QUOTED TEXT:
October 17, 2017
Where’s the Popcorn? That was all that was missing when 27 Urbana High School (UHS) student athletes sporting 3D glasses lounged in the cushy, theater-quality seats of NCSA’s viewing room to preview some of the Advanced Visualization Laboratory’s (AVL) high-resolution, cinematic-quality, 3D data visualizations. They were at the National Center for Supercomputing Applications for NCSA Day, the final day of the first-ever, I-STEM Summer Camp: A Multidisciplinary Program. During the Friday, August 18th visit, students also toured the National Petascale Computing Facility and met the Blue Waters Super Computer up close, and also discovered more about what NCSA does while attending a panel discussion hosted by several NCSA researchers and programmers.
NCSA Managing editor, Barbara Jewett, and Education and Outreach Coordinator, Olena Kindratenko, welcomed the student-athletes to the NCSA. With regards to why she and her NCSA colleagues participated in the camp, Jewett gushed: “We love having students here. And we love sharing what we do.”
During the AVL presentation, students experienced several documentaries that, with the help of Blue Waters, used huge data sets, such as those obtained through the Hubble Telescope, to produce visualizations of the data. Some of the documentaries were even narrated by Hollywood celebrities Leonardo DiCapprio and Benedict Cumberbatch. Plus, students saw a documentary called Seeing the Beginning of Time that explored “hundreds of millions of years of galactic evolution.”
According to Barbara Jewett, a managing editor at NCSA, “Our advanced visualization lab does awesome work. To come here and show things in 3D that are real science, that's pretty awesome. And that just turns people on and interests them. So it's a fun way to show people what science could do.”
Jeff Carpenter, a Multimedia Technology Specialist at the AVL, explains how their visualizations differ from those created in Hollywood. “It's not just ‘We think this’ or ‘We think that’ or that we made this up. What we do differently than they do in Hollywood, our stuff, while we use the same tools, are not necessarily as flashy as the things you're going to see in Guardians of the Galaxy or anything else, like Star Wars or whatever. That's an artistic thing. It may be made to look like real science. But we're using the actual data. That's our basis.”

(Element and coordinate records)
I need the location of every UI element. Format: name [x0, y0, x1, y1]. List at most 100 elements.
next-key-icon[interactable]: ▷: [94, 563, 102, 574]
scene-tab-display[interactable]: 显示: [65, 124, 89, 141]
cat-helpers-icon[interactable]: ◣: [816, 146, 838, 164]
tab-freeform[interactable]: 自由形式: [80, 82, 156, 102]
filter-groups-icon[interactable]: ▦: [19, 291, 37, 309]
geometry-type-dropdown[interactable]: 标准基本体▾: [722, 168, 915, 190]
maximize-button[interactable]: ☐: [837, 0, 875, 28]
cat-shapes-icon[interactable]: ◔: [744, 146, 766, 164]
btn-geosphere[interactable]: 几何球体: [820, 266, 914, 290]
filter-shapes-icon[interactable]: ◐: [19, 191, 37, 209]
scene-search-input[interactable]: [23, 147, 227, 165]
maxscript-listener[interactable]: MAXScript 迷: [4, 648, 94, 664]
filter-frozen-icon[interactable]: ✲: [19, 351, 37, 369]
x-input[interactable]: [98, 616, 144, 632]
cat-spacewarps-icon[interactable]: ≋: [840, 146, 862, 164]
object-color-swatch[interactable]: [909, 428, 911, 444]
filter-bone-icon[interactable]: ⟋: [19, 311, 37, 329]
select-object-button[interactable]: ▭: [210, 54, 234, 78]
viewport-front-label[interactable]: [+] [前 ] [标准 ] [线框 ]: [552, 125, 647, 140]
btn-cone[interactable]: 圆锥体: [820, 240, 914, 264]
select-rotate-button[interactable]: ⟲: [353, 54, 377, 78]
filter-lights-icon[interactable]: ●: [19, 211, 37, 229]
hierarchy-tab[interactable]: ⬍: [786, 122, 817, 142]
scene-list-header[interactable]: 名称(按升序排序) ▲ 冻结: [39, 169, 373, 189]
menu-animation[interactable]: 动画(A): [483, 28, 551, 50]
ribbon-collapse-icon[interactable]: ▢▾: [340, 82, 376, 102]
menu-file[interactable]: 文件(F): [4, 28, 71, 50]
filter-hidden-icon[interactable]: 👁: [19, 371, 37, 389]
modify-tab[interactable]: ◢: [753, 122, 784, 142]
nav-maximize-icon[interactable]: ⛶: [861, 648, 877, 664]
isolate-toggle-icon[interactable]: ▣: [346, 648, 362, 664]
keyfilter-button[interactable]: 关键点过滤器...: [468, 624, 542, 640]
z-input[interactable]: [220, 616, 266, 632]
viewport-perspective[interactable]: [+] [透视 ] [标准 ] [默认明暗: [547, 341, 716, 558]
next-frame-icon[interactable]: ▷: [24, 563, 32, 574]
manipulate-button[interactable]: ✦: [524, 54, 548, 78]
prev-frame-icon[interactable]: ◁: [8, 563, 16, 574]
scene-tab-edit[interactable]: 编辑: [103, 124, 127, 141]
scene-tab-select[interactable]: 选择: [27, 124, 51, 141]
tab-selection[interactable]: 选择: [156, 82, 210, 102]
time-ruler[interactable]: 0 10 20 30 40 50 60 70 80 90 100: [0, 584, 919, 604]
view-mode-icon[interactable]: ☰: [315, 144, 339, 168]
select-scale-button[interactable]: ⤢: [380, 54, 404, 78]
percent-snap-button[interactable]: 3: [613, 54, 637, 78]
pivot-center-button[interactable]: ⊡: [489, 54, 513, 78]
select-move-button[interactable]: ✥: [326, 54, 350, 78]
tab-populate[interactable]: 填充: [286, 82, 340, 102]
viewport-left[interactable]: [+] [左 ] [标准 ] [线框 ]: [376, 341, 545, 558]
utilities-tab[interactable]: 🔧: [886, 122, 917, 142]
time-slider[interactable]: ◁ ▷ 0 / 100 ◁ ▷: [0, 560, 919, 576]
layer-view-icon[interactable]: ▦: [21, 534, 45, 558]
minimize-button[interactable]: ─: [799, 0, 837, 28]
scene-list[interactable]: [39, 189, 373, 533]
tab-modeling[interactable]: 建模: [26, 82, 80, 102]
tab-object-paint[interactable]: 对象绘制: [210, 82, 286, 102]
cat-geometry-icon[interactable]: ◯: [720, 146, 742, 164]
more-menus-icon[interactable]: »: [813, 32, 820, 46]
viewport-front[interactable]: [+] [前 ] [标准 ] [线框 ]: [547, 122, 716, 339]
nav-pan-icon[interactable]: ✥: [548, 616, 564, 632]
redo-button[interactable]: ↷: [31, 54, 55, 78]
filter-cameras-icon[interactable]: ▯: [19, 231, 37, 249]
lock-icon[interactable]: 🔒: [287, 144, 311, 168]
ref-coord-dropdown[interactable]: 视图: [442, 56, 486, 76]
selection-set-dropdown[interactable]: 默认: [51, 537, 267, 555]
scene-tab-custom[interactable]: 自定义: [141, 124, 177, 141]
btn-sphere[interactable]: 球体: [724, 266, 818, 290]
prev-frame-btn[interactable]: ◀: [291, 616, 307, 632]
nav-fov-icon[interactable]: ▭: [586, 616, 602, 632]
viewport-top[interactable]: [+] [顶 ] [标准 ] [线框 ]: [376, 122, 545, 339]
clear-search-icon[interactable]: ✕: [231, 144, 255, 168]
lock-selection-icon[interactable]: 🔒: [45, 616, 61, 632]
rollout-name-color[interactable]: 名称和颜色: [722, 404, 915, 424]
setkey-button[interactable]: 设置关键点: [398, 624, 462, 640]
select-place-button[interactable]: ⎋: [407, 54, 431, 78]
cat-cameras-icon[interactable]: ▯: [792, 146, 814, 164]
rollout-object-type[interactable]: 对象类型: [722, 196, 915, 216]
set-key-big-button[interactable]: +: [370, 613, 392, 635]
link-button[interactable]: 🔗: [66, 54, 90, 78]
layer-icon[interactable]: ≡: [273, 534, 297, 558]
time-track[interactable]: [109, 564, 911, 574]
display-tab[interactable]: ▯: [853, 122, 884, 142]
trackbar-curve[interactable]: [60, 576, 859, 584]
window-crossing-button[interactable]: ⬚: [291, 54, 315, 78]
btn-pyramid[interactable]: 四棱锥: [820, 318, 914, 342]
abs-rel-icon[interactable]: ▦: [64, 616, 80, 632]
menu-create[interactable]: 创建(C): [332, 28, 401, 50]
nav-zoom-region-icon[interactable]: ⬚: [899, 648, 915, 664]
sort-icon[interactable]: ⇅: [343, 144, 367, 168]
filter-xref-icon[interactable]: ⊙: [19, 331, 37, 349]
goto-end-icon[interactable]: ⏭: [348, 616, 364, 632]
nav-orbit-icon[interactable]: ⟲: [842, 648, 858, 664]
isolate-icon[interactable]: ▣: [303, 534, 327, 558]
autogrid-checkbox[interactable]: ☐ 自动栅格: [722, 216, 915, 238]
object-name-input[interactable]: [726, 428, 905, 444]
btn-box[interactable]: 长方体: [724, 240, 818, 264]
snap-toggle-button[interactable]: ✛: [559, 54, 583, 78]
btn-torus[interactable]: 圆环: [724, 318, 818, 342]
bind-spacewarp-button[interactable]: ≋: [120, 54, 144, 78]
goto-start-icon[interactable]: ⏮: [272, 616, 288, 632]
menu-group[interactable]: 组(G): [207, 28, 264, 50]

WHAT YOU NEED TO DO:
(A) Duplicate the records line for line, starting with their first line and ending with the line containing "scene-list-header[interactable]: 名称(按升序排序) ▲", that line included.
(B) Go on with the article about the Urbana High School athletes' visit to NCSA, picking up after its last sentence.
The article and the records have no connection to each other.

RESPONSES PER TASK:
(A)
I need the location of every UI element. Format: name [x0, y0, x1, y1]. List at most 100 elements.
next-key-icon[interactable]: ▷: [94, 563, 102, 574]
scene-tab-display[interactable]: 显示: [65, 124, 89, 141]
cat-helpers-icon[interactable]: ◣: [816, 146, 838, 164]
tab-freeform[interactable]: 自由形式: [80, 82, 156, 102]
filter-groups-icon[interactable]: ▦: [19, 291, 37, 309]
geometry-type-dropdown[interactable]: 标准基本体▾: [722, 168, 915, 190]
maximize-button[interactable]: ☐: [837, 0, 875, 28]
cat-shapes-icon[interactable]: ◔: [744, 146, 766, 164]
btn-geosphere[interactable]: 几何球体: [820, 266, 914, 290]
filter-shapes-icon[interactable]: ◐: [19, 191, 37, 209]
scene-search-input[interactable]: [23, 147, 227, 165]
maxscript-listener[interactable]: MAXScript 迷: [4, 648, 94, 664]
filter-frozen-icon[interactable]: ✲: [19, 351, 37, 369]
x-input[interactable]: [98, 616, 144, 632]
cat-spacewarps-icon[interactable]: ≋: [840, 146, 862, 164]
object-color-swatch[interactable]: [909, 428, 911, 444]
filter-bone-icon[interactable]: ⟋: [19, 311, 37, 329]
select-object-button[interactable]: ▭: [210, 54, 234, 78]
viewport-front-label[interactable]: [+] [前 ] [标准 ] [线框 ]: [552, 125, 647, 140]
btn-cone[interactable]: 圆锥体: [820, 240, 914, 264]
select-rotate-button[interactable]: ⟲: [353, 54, 377, 78]
filter-lights-icon[interactable]: ●: [19, 211, 37, 229]
hierarchy-tab[interactable]: ⬍: [786, 122, 817, 142]
scene-list-header[interactable]: 名称(按升序排序) ▲ 冻结: [39, 169, 373, 189]

(B)
Next students attended a panel featuring several NCSA scientists who shared more about some of the research going on there: AVL research programmer Kalina Borkiewicz; Eliu Huerta, a Physics and Astronomy Research Scientist in the Relativity Group; Dan Lapine from the Scientific Computing Services Group; and Adam Slagell of NCSA’s Cybersecurity Group, After lunch, students toured the National Petascale Computing Facility to experienc Blue Waters, one of the most powerful supercomputers in the world.
Jewitt indicates that one of the benefits of taking young people to see the facility’s super computers is to expose them to possible careers: to “show them what you can do in the field of computer engineering, computer programming, software engineering, there's even a thing called storage engineering and network engineering to help people do the internet. To save their data.
So there's so many ways you can be involved in science, engineering, computer science, without actually being a hands-on scientist studying a deep scientific subject.”
Jewett adds that events like I-STEM’s camp are important: “Because you never know what is going to change someone’s life. And it is very important that we encourage young people to explore careers and the other opportunities that are available to them in the areas of math and science. And by exposing them to what is available on campus, we can stimulate their interest.”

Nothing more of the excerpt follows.